***** Exercise material *****

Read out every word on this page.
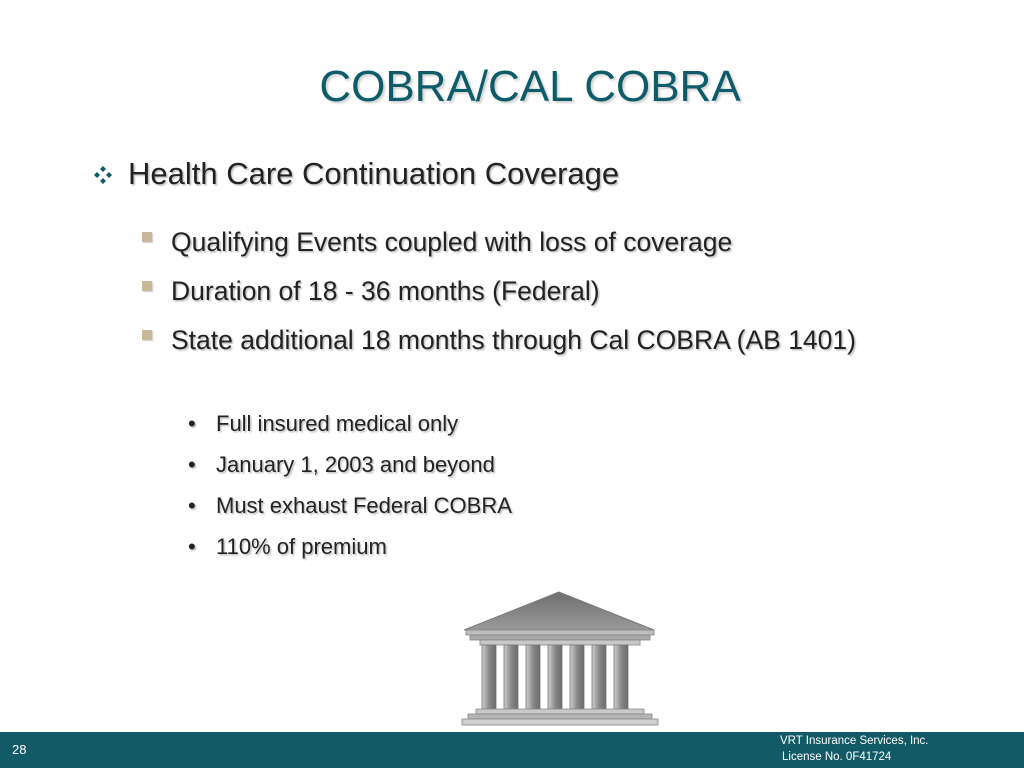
COBRA/CAL COBRA
Health Care Continuation Coverage
Qualifying Events coupled with loss of coverage
Duration of 18 - 36 months (Federal)
State additional 18 months through Cal COBRA (AB 1401)
• Full insured medical only
• January 1, 2003 and beyond
• Must exhaust Federal COBRA
• 110% of premium
28
VRT Insurance Services, Inc.
License No. 0F41724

*****

» **Written instruction**:
Repeat all the records above exactly, leaving out any pictures.

» **Answer to this exercise**:
Read out every word on this page.
COBRA/CAL COBRA
Health Care Continuation Coverage
Qualifying Events coupled with loss of coverage
Duration of 18 - 36 months (Federal)
State additional 18 months through Cal COBRA (AB 1401)
• Full insured medical only
• January 1, 2003 and beyond
• Must exhaust Federal COBRA
• 110% of premium
28
VRT Insurance Services, Inc.
License No. 0F41724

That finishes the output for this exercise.